--- THE EXERCISE ---
Reproduce each line bearing the word "gemessen".

--- SUPPLIED MATERIAL ---
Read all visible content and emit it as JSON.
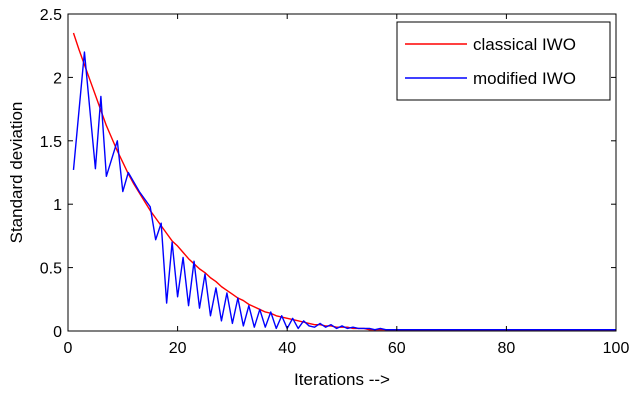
{
  "chart_data": {
    "type": "line",
    "xlabel": "Iterations  -->",
    "ylabel": "Standard deviation",
    "xlim": [
      0,
      100
    ],
    "ylim": [
      0,
      2.5
    ],
    "xticks": [
      0,
      20,
      40,
      60,
      80,
      100
    ],
    "yticks": [
      0,
      0.5,
      1,
      1.5,
      2,
      2.5
    ],
    "xtick_labels": [
      "0",
      "20",
      "40",
      "60",
      "80",
      "100"
    ],
    "ytick_labels": [
      "0",
      "0.5",
      "1",
      "1.5",
      "2",
      "2.5"
    ],
    "grid": false,
    "legend_position": "top-right",
    "series": [
      {
        "name": "classical IWO",
        "color": "#ff0000",
        "x": [
          1,
          2,
          3,
          4,
          5,
          6,
          7,
          8,
          9,
          10,
          11,
          12,
          13,
          14,
          15,
          16,
          17,
          18,
          19,
          20,
          21,
          22,
          23,
          24,
          25,
          26,
          27,
          28,
          29,
          30,
          31,
          32,
          33,
          34,
          35,
          36,
          37,
          38,
          39,
          40,
          41,
          42,
          43,
          44,
          45,
          46,
          47,
          48,
          49,
          50,
          51,
          52,
          53,
          54,
          55,
          56,
          57,
          58,
          59,
          60,
          62,
          64,
          66,
          68,
          70,
          75,
          80,
          85,
          90,
          95,
          100
        ],
        "y": [
          2.35,
          2.22,
          2.1,
          1.98,
          1.86,
          1.74,
          1.62,
          1.52,
          1.42,
          1.33,
          1.24,
          1.16,
          1.09,
          1.02,
          0.95,
          0.89,
          0.83,
          0.77,
          0.71,
          0.67,
          0.62,
          0.57,
          0.53,
          0.49,
          0.46,
          0.42,
          0.39,
          0.35,
          0.32,
          0.29,
          0.26,
          0.24,
          0.21,
          0.19,
          0.17,
          0.15,
          0.14,
          0.12,
          0.11,
          0.1,
          0.09,
          0.08,
          0.07,
          0.06,
          0.05,
          0.05,
          0.04,
          0.04,
          0.03,
          0.03,
          0.03,
          0.02,
          0.02,
          0.02,
          0.01,
          0.01,
          0.01,
          0.01,
          0.01,
          0.01,
          0.01,
          0.01,
          0.01,
          0.01,
          0.01,
          0.01,
          0.01,
          0.01,
          0.01,
          0.01,
          0.01
        ]
      },
      {
        "name": "modified IWO",
        "color": "#0000ff",
        "x": [
          1,
          3,
          5,
          6,
          7,
          9,
          10,
          11,
          13,
          15,
          16,
          17,
          18,
          19,
          20,
          21,
          22,
          23,
          24,
          25,
          26,
          27,
          28,
          29,
          30,
          31,
          32,
          33,
          34,
          35,
          36,
          37,
          38,
          39,
          40,
          41,
          42,
          43,
          44,
          45,
          46,
          47,
          48,
          49,
          50,
          51,
          52,
          53,
          54,
          55,
          56,
          57,
          58,
          59,
          60,
          70,
          80,
          90,
          100
        ],
        "y": [
          1.27,
          2.2,
          1.28,
          1.85,
          1.22,
          1.5,
          1.1,
          1.25,
          1.1,
          0.98,
          0.72,
          0.85,
          0.22,
          0.7,
          0.27,
          0.58,
          0.2,
          0.55,
          0.18,
          0.45,
          0.12,
          0.34,
          0.08,
          0.3,
          0.06,
          0.26,
          0.04,
          0.2,
          0.03,
          0.17,
          0.03,
          0.15,
          0.02,
          0.12,
          0.02,
          0.1,
          0.02,
          0.08,
          0.04,
          0.03,
          0.06,
          0.03,
          0.05,
          0.02,
          0.04,
          0.02,
          0.03,
          0.02,
          0.02,
          0.02,
          0.01,
          0.02,
          0.01,
          0.01,
          0.01,
          0.01,
          0.01,
          0.01,
          0.01
        ]
      }
    ]
  }
}
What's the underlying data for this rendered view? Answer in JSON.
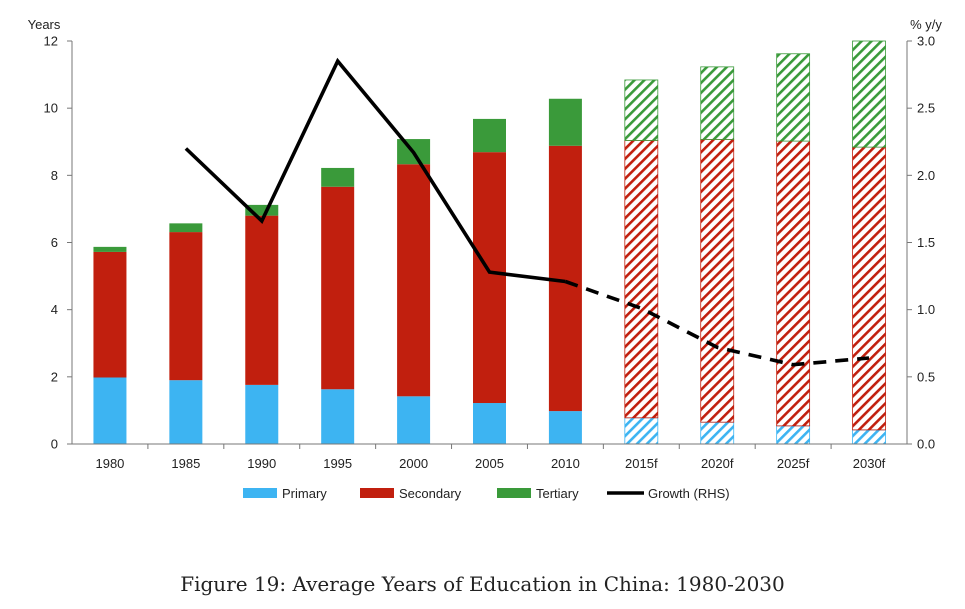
{
  "caption": "Figure 19: Average Years of Education in China: 1980-2030",
  "chart_data": {
    "type": "bar",
    "stacked": true,
    "categories": [
      "1980",
      "1985",
      "1990",
      "1995",
      "2000",
      "2005",
      "2010",
      "2015f",
      "2020f",
      "2025f",
      "2030f"
    ],
    "forecast_from_index": 7,
    "series": [
      {
        "name": "Primary",
        "color": "#3db4f2",
        "values": [
          1.98,
          1.9,
          1.76,
          1.63,
          1.42,
          1.22,
          0.98,
          0.78,
          0.65,
          0.54,
          0.42
        ]
      },
      {
        "name": "Secondary",
        "color": "#c11f0e",
        "values": [
          3.74,
          4.41,
          5.04,
          6.03,
          6.91,
          7.47,
          7.9,
          8.26,
          8.42,
          8.48,
          8.42
        ]
      },
      {
        "name": "Tertiary",
        "color": "#3a9a3a",
        "values": [
          0.15,
          0.26,
          0.32,
          0.56,
          0.75,
          0.99,
          1.4,
          1.8,
          2.16,
          2.6,
          3.16
        ]
      }
    ],
    "line": {
      "name": "Growth (RHS)",
      "color": "#000000",
      "axis": "right",
      "values": [
        null,
        2.2,
        1.66,
        2.85,
        2.17,
        1.28,
        1.21,
        1.01,
        0.72,
        0.59,
        0.64
      ],
      "dashed_from_index": 6
    },
    "y_left": {
      "label": "Years",
      "min": 0,
      "max": 12,
      "ticks": [
        "0",
        "2",
        "4",
        "6",
        "8",
        "10",
        "12"
      ]
    },
    "y_right": {
      "label": "% y/y",
      "min": 0,
      "max": 3,
      "ticks": [
        "0.0",
        "0.5",
        "1.0",
        "1.5",
        "2.0",
        "2.5",
        "3.0"
      ]
    },
    "legend_position": "bottom",
    "grid": false
  }
}
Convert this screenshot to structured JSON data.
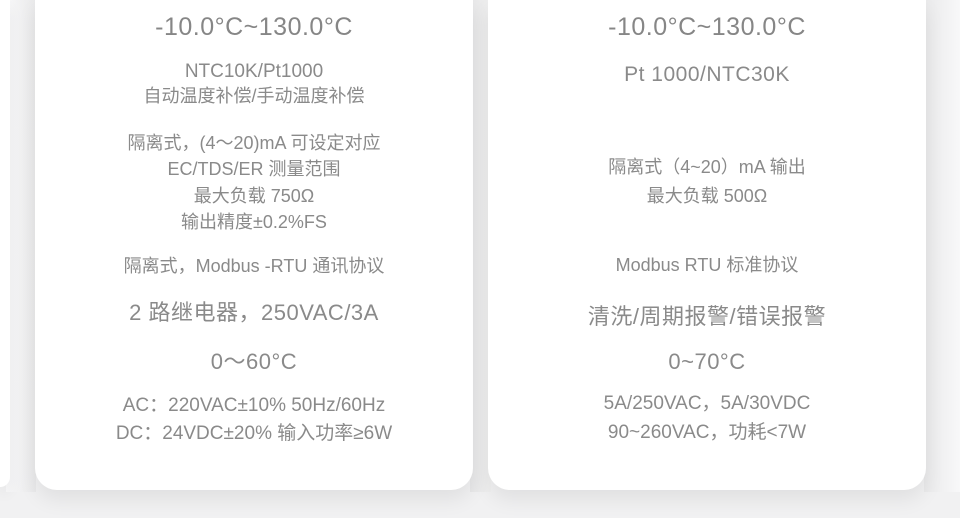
{
  "page": {
    "background_color": "#f1f1f2",
    "card_color": "#ffffff",
    "text_color": "#8a8a8a"
  },
  "left_card": {
    "temp_range": "-10.0°C~130.0°C",
    "sensor_line1": "NTC10K/Pt1000",
    "sensor_line2": "自动温度补偿/手动温度补偿",
    "output_line1": "隔离式，(4～20)mA 可设定对应",
    "output_line2": "EC/TDS/ER 测量范围",
    "output_line3": "最大负载 750Ω",
    "output_line4": "输出精度±0.2%FS",
    "comm_protocol": "隔离式，Modbus -RTU 通讯协议",
    "relay": "2 路继电器，250VAC/3A",
    "ambient_temp": "0～60°C",
    "power_line1": "AC：220VAC±10% 50Hz/60Hz",
    "power_line2": "DC：24VDC±20% 输入功率≥6W"
  },
  "right_card": {
    "temp_range": "-10.0°C~130.0°C",
    "sensor": "Pt 1000/NTC30K",
    "output_line1": "隔离式（4~20）mA 输出",
    "output_line2": "最大负载 500Ω",
    "comm_protocol": "Modbus RTU 标准协议",
    "alarm": "清洗/周期报警/错误报警",
    "ambient_temp": "0~70°C",
    "power_line1": "5A/250VAC，5A/30VDC",
    "power_line2": "90~260VAC，功耗<7W"
  }
}
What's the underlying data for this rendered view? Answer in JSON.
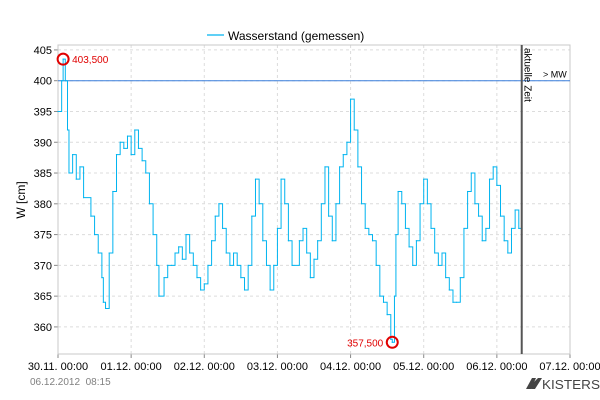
{
  "chart_data": {
    "type": "line",
    "title": "",
    "legend": [
      "Wasserstand (gemessen)"
    ],
    "legend_placement": "top-center",
    "ylabel": "W [cm]",
    "xlabel": "",
    "ylim": [
      355.6,
      405.8
    ],
    "xlim_days": [
      0,
      7
    ],
    "x_ticks": [
      "30.11. 00:00",
      "01.12. 00:00",
      "02.12. 00:00",
      "03.12. 00:00",
      "04.12. 00:00",
      "05.12. 00:00",
      "06.12. 00:00",
      "07.12. 00:00"
    ],
    "y_ticks": [
      360,
      365,
      370,
      375,
      380,
      385,
      390,
      395,
      400,
      405
    ],
    "grid": true,
    "series": [
      {
        "name": "Wasserstand (gemessen)",
        "color": "#00b4f0",
        "x_days": [
          0,
          0.05,
          0.07,
          0.1,
          0.13,
          0.15,
          0.2,
          0.25,
          0.3,
          0.35,
          0.45,
          0.5,
          0.55,
          0.6,
          0.62,
          0.65,
          0.7,
          0.75,
          0.8,
          0.85,
          0.9,
          0.95,
          1.0,
          1.05,
          1.1,
          1.15,
          1.2,
          1.25,
          1.3,
          1.35,
          1.38,
          1.45,
          1.5,
          1.55,
          1.6,
          1.65,
          1.7,
          1.75,
          1.8,
          1.85,
          1.9,
          1.95,
          2.0,
          2.05,
          2.1,
          2.15,
          2.2,
          2.25,
          2.3,
          2.35,
          2.4,
          2.45,
          2.5,
          2.55,
          2.6,
          2.65,
          2.7,
          2.75,
          2.8,
          2.85,
          2.9,
          2.95,
          3.0,
          3.05,
          3.1,
          3.15,
          3.2,
          3.3,
          3.35,
          3.4,
          3.45,
          3.5,
          3.55,
          3.6,
          3.65,
          3.7,
          3.75,
          3.8,
          3.85,
          3.9,
          3.95,
          4.0,
          4.05,
          4.1,
          4.15,
          4.2,
          4.25,
          4.3,
          4.35,
          4.4,
          4.45,
          4.5,
          4.55,
          4.57,
          4.6,
          4.62,
          4.65,
          4.7,
          4.75,
          4.8,
          4.85,
          4.9,
          4.95,
          5.0,
          5.05,
          5.1,
          5.15,
          5.2,
          5.25,
          5.3,
          5.35,
          5.4,
          5.45,
          5.5,
          5.55,
          5.6,
          5.65,
          5.7,
          5.75,
          5.8,
          5.85,
          5.9,
          5.95,
          6.0,
          6.05,
          6.1,
          6.15,
          6.2,
          6.25,
          6.3,
          6.34
        ],
        "values": [
          395,
          400,
          403.5,
          400,
          392,
          385,
          388,
          384,
          386,
          381,
          378,
          375,
          372,
          368,
          364,
          363,
          372,
          382,
          388,
          390,
          389,
          391,
          388,
          392,
          389,
          387,
          385,
          380,
          375,
          370,
          365,
          368,
          370,
          370,
          372,
          373,
          371,
          375,
          372,
          370,
          368,
          366,
          367,
          370,
          374,
          378,
          380,
          376,
          372,
          370,
          372,
          370,
          368,
          366,
          370,
          378,
          384,
          380,
          374,
          370,
          366,
          370,
          376,
          384,
          380,
          374,
          370,
          374,
          376,
          372,
          368,
          371,
          374,
          380,
          386,
          378,
          374,
          380,
          386,
          388,
          390,
          397,
          392,
          386,
          380,
          376,
          375,
          374,
          370,
          365,
          364,
          362,
          358,
          357.5,
          365,
          375,
          382,
          380,
          376,
          373,
          370,
          374,
          380,
          384,
          380,
          376,
          372,
          370,
          372,
          368,
          366,
          364,
          364,
          368,
          376,
          382,
          385,
          380,
          378,
          374,
          376,
          384,
          386,
          383,
          378,
          374,
          372,
          376,
          379,
          376,
          374
        ]
      }
    ],
    "reference_line": {
      "label": "> MW",
      "value": 400,
      "color": "#3a7fdc"
    },
    "current_time": {
      "label": "aktuelle Zeit",
      "x_days": 6.34
    },
    "annotations": [
      {
        "label": "403,500",
        "x_days": 0.07,
        "value": 403.5
      },
      {
        "label": "357,500",
        "x_days": 4.57,
        "value": 357.5
      }
    ]
  },
  "footer": {
    "timestamp": "06.12.2012  08:15",
    "brand": "KISTERS"
  }
}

--- REPLY ---
      "Wasserstand (gemessen)"
        "name": "Wasserstand (gemessen)",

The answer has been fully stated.